Work to be completed
Write out the items word for word, beginning with the first line and stopping after the line that contains "rfq-button-label: RFQ [1372,1476,1430,1505]".

(Element and region data)
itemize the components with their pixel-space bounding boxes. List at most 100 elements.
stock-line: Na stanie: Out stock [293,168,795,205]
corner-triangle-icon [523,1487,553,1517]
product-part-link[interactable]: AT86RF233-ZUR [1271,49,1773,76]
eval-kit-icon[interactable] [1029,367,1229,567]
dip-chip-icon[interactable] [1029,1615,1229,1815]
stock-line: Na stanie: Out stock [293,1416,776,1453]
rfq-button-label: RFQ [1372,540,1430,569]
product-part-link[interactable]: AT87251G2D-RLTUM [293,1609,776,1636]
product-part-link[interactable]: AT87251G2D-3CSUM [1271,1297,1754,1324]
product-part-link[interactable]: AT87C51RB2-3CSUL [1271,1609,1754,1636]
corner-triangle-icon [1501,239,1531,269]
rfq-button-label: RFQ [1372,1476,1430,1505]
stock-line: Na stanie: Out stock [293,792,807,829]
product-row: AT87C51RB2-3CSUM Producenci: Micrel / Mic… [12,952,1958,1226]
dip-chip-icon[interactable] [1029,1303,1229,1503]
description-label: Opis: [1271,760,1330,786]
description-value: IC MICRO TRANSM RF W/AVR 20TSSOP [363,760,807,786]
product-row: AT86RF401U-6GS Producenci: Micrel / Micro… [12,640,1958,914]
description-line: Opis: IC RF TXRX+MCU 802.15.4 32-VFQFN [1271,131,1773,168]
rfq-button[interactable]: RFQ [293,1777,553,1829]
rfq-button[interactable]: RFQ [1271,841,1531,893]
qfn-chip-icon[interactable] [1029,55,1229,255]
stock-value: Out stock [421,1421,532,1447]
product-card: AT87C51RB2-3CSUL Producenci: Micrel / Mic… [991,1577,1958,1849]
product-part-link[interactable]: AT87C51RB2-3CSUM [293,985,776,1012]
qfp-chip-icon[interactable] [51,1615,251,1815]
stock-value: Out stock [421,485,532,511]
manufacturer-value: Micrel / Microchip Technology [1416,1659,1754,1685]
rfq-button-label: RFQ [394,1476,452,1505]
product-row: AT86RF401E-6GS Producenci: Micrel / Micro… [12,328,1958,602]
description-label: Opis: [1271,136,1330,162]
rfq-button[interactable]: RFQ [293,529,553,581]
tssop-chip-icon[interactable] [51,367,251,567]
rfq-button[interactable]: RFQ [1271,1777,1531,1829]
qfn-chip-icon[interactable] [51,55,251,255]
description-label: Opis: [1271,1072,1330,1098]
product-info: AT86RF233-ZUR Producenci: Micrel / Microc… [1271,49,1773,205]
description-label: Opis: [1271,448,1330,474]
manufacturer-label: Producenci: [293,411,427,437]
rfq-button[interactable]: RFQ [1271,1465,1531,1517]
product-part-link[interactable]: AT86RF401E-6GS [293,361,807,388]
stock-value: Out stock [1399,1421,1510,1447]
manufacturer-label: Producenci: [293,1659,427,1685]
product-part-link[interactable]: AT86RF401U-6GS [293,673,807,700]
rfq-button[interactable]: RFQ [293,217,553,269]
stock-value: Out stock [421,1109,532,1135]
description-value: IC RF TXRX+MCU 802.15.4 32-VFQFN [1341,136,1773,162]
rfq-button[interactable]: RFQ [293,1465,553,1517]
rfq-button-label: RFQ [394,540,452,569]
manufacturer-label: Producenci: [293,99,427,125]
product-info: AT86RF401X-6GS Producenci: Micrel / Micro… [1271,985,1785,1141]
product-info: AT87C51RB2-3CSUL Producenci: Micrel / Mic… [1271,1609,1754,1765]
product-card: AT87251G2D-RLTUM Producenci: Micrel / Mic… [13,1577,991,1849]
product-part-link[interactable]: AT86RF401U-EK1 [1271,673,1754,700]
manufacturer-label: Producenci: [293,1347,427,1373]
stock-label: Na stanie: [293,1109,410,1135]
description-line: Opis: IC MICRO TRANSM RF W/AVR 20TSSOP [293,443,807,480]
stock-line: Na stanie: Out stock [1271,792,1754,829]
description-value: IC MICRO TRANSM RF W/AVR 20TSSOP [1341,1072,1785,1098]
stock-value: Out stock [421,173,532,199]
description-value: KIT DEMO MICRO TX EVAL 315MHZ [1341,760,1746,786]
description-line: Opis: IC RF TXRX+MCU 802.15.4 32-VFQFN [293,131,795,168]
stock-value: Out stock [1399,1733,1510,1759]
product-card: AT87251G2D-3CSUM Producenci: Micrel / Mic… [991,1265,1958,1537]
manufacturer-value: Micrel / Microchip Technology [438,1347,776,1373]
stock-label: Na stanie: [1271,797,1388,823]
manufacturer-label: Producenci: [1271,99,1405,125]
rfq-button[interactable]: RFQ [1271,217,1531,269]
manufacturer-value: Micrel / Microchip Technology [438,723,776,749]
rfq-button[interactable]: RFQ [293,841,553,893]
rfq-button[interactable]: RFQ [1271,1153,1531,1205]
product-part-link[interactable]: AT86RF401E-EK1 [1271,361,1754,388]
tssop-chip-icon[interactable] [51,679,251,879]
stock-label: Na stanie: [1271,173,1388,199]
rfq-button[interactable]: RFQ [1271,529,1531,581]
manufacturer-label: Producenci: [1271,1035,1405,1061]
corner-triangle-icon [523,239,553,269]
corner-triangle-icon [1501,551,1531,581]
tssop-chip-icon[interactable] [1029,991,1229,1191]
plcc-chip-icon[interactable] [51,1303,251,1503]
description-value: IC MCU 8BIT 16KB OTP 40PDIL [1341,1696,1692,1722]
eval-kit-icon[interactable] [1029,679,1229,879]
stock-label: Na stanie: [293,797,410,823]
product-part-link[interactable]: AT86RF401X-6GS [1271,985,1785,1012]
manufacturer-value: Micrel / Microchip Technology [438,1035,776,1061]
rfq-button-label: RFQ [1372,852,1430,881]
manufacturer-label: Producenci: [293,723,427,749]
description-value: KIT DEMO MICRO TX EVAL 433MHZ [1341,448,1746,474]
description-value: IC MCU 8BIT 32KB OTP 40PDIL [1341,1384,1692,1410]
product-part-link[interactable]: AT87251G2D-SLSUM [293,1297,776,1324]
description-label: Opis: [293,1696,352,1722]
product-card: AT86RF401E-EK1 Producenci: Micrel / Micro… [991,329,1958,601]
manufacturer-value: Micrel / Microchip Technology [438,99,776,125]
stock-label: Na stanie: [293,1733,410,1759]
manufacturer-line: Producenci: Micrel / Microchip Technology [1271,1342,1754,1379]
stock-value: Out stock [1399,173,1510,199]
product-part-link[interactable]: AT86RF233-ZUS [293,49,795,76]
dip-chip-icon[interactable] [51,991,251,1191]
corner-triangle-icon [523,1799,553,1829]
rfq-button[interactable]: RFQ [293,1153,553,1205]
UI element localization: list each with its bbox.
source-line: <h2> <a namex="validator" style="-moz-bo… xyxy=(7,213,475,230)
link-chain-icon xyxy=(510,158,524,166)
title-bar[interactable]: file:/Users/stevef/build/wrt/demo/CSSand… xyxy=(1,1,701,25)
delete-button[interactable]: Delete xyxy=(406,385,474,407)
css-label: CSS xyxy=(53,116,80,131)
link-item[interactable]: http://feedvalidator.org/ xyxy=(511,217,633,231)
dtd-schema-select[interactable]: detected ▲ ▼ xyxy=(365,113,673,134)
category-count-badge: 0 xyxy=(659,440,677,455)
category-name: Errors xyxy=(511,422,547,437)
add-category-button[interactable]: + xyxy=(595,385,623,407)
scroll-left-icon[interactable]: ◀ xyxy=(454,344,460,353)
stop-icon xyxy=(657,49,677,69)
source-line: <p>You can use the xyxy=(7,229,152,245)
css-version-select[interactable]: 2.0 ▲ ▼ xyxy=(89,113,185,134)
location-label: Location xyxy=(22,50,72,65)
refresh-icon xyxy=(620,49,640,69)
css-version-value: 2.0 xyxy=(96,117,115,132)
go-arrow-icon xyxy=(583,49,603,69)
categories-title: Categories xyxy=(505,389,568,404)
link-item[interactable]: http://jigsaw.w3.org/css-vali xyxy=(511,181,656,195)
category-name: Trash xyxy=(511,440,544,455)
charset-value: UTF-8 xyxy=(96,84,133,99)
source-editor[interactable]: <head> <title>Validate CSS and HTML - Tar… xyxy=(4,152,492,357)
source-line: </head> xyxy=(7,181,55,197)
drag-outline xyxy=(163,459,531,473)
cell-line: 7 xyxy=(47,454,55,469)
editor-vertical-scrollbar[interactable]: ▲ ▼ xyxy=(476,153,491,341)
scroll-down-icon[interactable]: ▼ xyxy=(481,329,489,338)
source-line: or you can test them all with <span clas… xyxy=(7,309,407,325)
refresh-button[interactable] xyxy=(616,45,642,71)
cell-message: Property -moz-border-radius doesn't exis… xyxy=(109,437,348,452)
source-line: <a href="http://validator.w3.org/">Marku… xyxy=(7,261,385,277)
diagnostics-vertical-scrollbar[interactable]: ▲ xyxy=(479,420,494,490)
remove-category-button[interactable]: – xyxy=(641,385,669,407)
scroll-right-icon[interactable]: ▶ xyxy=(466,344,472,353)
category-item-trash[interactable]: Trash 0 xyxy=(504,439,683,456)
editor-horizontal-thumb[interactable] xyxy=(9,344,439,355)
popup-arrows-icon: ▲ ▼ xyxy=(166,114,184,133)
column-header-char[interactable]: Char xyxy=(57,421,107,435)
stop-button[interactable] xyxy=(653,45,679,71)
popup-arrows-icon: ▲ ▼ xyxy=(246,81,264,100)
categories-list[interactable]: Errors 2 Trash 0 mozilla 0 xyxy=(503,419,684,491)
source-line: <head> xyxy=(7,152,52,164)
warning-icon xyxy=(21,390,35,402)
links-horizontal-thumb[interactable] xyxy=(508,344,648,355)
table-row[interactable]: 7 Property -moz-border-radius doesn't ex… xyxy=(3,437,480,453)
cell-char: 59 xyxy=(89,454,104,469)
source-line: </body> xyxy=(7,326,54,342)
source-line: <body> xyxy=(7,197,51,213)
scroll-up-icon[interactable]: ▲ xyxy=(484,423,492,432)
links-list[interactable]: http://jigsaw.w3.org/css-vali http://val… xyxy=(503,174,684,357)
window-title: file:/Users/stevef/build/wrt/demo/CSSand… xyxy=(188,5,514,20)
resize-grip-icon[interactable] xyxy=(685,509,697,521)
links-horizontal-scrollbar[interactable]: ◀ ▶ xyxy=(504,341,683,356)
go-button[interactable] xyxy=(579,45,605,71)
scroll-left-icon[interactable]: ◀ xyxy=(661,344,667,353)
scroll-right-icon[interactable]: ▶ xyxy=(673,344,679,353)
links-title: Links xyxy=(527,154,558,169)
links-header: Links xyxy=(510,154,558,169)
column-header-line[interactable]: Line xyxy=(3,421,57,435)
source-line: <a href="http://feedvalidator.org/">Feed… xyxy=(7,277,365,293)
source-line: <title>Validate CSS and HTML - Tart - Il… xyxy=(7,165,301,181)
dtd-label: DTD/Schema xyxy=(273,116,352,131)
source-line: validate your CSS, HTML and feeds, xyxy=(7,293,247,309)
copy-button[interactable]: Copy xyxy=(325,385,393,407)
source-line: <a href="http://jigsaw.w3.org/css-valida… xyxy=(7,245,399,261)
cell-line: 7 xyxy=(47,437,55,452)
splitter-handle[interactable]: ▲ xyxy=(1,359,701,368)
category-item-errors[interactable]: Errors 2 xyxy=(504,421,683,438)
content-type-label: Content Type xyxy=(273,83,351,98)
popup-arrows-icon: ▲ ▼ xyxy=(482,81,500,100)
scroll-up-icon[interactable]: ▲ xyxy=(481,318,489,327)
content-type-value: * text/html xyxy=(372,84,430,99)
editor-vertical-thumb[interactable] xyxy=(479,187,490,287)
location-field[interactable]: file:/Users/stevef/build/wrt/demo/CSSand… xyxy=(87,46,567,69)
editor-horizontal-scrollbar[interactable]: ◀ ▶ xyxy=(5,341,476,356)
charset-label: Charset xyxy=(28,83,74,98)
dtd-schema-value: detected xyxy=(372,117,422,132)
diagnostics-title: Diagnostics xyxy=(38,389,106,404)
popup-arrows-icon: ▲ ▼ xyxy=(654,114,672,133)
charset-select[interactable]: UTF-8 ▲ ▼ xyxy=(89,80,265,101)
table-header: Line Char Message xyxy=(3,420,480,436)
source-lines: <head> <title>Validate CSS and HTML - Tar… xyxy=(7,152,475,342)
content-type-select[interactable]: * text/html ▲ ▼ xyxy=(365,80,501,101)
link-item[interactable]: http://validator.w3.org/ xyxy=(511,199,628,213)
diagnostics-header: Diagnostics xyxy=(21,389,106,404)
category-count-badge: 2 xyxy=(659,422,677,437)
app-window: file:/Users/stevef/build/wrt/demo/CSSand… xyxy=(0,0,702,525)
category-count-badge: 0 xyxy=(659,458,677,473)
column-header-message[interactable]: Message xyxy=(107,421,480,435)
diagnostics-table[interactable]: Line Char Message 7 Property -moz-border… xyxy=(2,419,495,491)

Full response
itemize the components with their pixel-space bounding boxes. List at most 100 elements.
stock-line: Na stanie: Out stock [293,168,795,205]
corner-triangle-icon [523,1487,553,1517]
product-part-link[interactable]: AT86RF233-ZUR [1271,49,1773,76]
eval-kit-icon[interactable] [1029,367,1229,567]
dip-chip-icon[interactable] [1029,1615,1229,1815]
stock-line: Na stanie: Out stock [293,1416,776,1453]
rfq-button-label: RFQ [1372,540,1430,569]
product-part-link[interactable]: AT87251G2D-RLTUM [293,1609,776,1636]
product-part-link[interactable]: AT87251G2D-3CSUM [1271,1297,1754,1324]
product-part-link[interactable]: AT87C51RB2-3CSUL [1271,1609,1754,1636]
corner-triangle-icon [1501,239,1531,269]
rfq-button-label: RFQ [1372,1476,1430,1505]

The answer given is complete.